Stated task ▸
Every line below that contains "does" is to be copied.

Extracted data entries
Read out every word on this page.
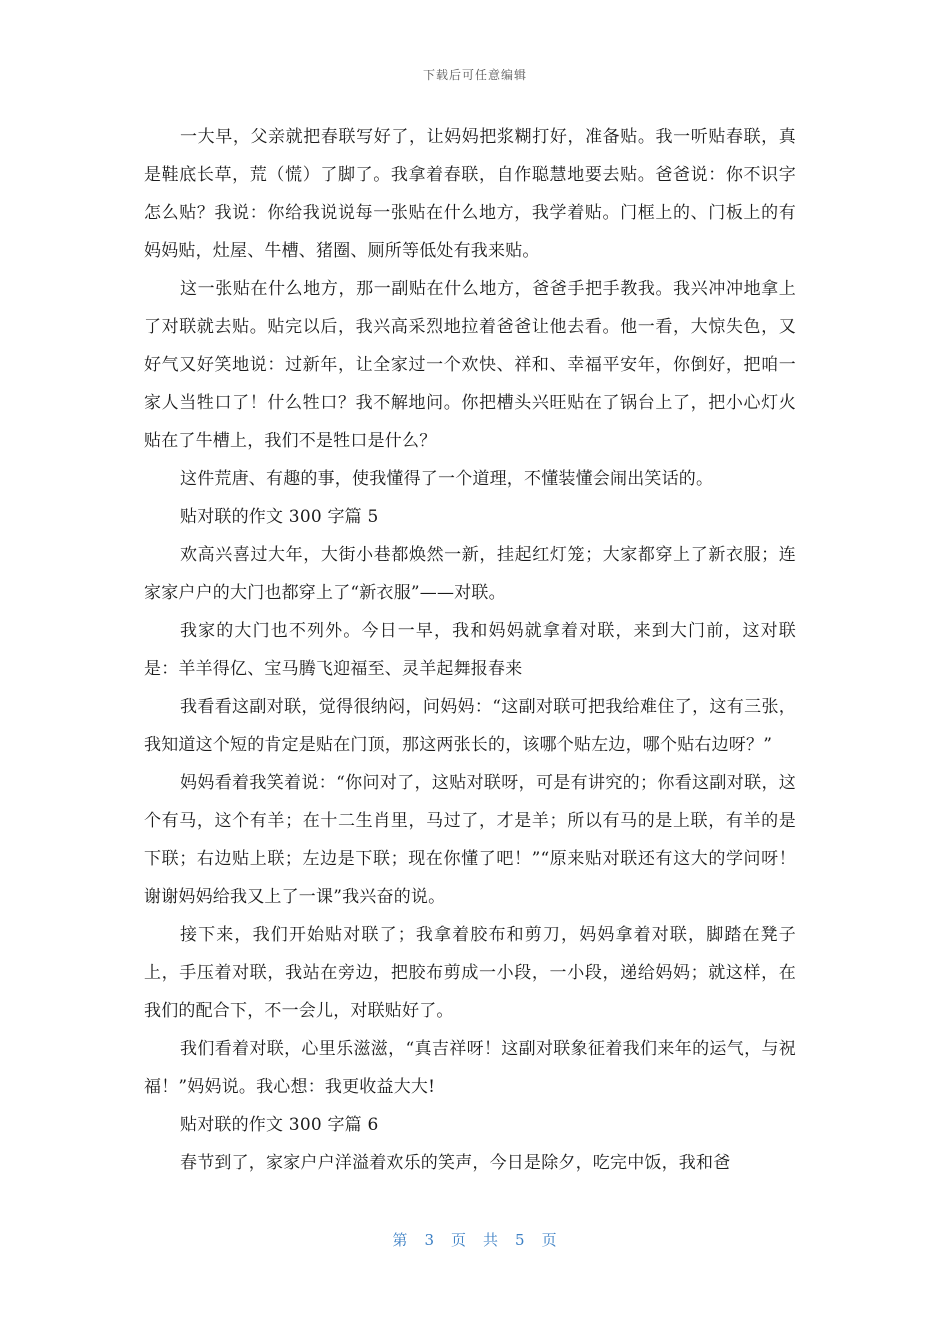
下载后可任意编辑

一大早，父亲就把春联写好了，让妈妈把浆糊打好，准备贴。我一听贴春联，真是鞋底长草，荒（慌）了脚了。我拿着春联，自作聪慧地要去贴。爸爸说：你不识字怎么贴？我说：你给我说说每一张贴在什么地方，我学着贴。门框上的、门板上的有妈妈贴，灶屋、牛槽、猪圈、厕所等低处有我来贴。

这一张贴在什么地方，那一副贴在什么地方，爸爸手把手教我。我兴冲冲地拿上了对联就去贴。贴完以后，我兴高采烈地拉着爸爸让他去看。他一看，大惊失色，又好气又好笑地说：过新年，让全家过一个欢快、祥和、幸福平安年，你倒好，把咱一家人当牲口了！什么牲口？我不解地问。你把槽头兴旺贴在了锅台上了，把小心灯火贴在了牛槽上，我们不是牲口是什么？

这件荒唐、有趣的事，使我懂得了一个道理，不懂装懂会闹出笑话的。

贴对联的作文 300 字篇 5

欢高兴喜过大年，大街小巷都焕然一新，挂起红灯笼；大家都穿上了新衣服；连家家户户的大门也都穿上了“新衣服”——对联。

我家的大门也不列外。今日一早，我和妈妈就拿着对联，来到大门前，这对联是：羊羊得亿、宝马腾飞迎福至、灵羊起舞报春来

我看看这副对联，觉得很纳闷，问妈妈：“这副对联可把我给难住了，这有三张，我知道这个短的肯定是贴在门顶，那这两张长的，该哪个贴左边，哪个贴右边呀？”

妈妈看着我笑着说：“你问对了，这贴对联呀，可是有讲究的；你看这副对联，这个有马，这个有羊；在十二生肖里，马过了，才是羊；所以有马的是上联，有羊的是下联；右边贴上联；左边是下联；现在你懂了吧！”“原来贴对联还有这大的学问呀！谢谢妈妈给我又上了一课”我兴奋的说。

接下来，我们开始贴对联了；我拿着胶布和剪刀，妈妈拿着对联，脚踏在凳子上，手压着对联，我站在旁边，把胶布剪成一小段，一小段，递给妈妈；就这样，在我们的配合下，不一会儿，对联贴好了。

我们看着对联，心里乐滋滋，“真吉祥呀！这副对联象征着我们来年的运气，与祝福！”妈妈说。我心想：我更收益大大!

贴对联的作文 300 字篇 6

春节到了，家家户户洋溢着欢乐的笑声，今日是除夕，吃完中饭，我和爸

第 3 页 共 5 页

==

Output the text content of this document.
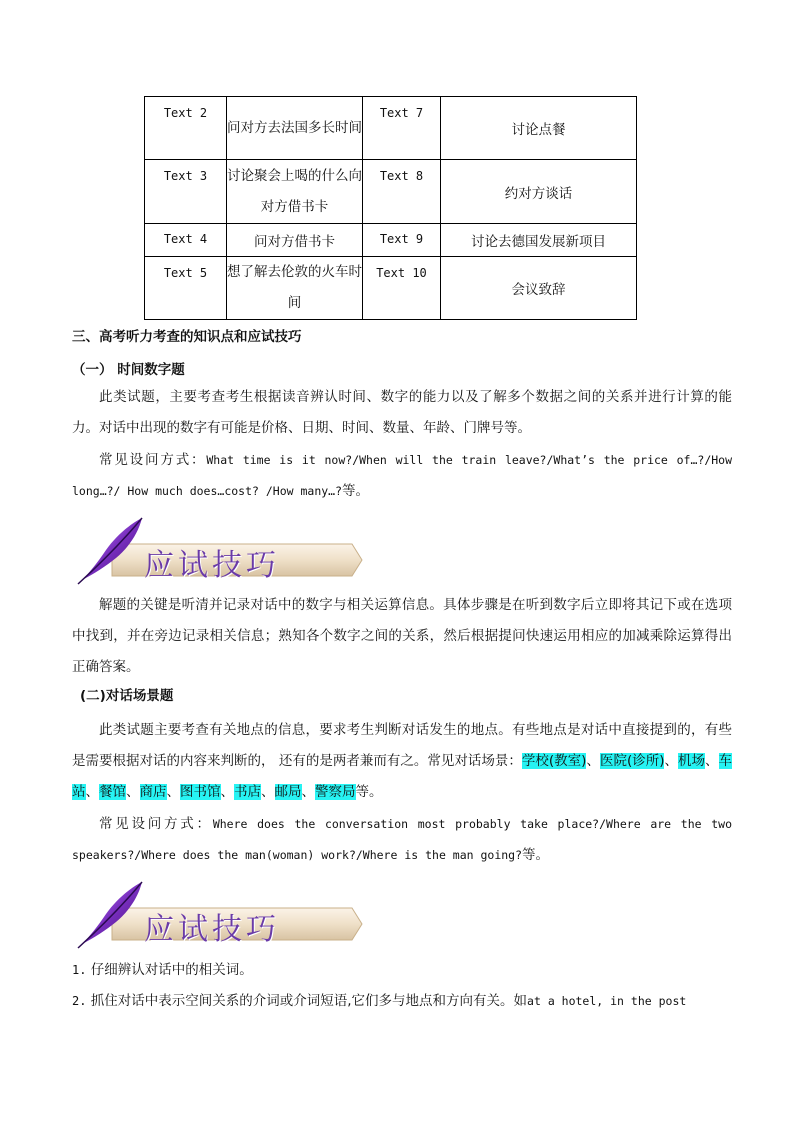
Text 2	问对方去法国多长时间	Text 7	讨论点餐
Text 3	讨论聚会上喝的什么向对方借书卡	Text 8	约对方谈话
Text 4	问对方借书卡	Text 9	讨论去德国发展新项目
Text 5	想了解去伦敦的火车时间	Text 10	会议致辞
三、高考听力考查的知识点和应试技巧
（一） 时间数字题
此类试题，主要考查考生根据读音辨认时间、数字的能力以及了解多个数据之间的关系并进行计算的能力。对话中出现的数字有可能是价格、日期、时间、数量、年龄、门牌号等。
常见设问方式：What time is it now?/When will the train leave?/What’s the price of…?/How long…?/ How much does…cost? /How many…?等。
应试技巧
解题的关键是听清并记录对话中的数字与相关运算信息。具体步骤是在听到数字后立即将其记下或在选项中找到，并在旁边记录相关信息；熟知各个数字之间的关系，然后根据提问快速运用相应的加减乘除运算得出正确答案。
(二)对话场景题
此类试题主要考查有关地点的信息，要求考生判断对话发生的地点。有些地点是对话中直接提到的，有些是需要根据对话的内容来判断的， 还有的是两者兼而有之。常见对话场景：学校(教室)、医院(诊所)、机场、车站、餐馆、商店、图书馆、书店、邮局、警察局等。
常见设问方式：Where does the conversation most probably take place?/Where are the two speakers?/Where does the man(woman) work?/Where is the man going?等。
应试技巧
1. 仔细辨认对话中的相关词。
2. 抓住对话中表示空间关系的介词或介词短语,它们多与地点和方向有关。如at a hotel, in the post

==

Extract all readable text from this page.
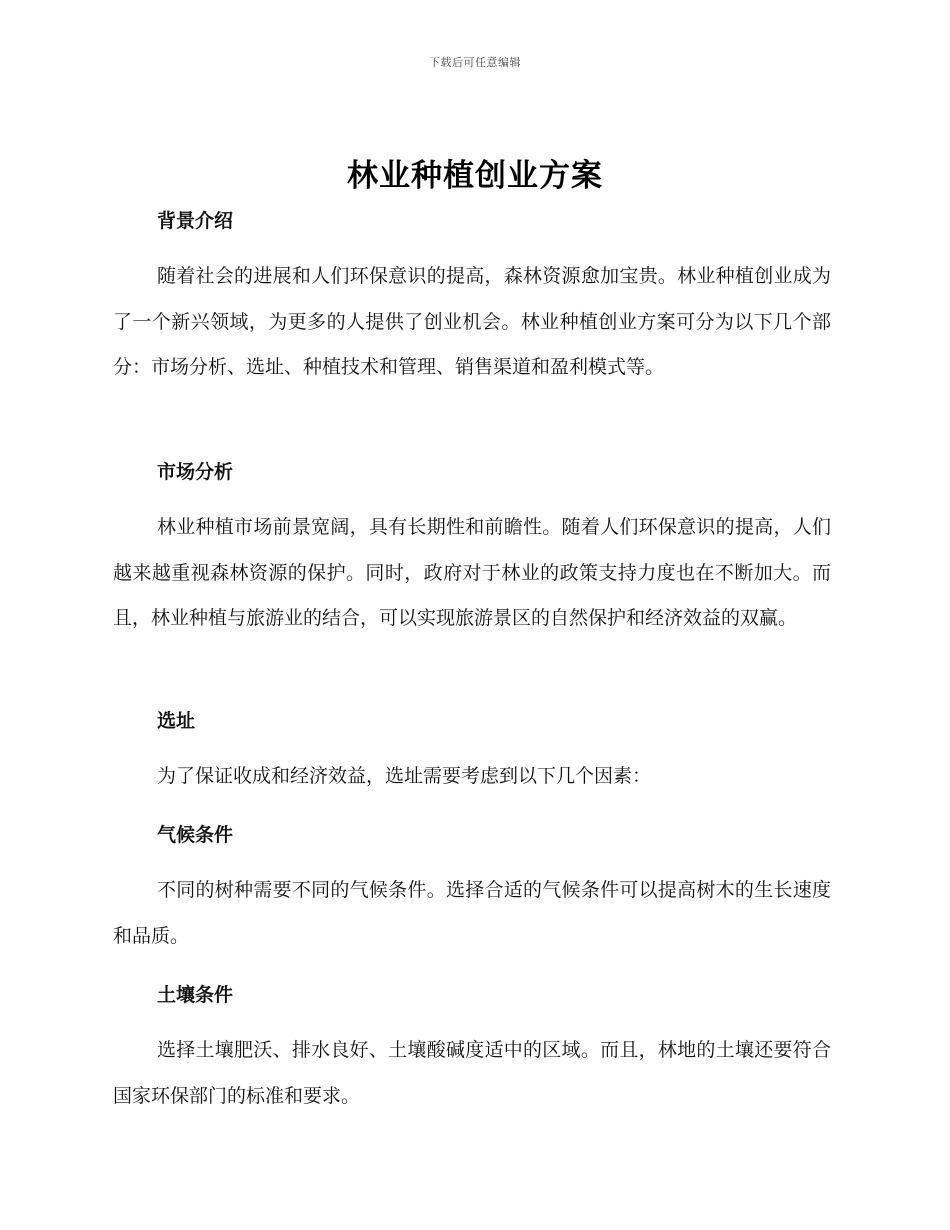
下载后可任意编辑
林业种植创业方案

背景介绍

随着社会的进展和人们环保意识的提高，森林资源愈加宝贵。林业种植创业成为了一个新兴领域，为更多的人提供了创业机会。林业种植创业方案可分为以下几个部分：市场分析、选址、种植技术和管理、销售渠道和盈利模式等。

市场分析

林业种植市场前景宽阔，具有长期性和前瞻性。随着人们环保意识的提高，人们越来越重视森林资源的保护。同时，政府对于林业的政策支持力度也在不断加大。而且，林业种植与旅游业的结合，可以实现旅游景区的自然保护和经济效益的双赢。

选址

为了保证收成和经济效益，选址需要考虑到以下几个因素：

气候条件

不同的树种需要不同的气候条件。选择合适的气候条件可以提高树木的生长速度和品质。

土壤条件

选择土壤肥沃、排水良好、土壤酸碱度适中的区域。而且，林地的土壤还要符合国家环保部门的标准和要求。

Full solution ▸
常见设问方式：What time is it now?/When will the train leave?/What’s the price of…?/How long…?/ How much does…cost? /How many…?等。
常见设问方式：Where does the conversation most probably take place?/Where are the two speakers?/Where does the man(woman) work?/Where is the man going?等。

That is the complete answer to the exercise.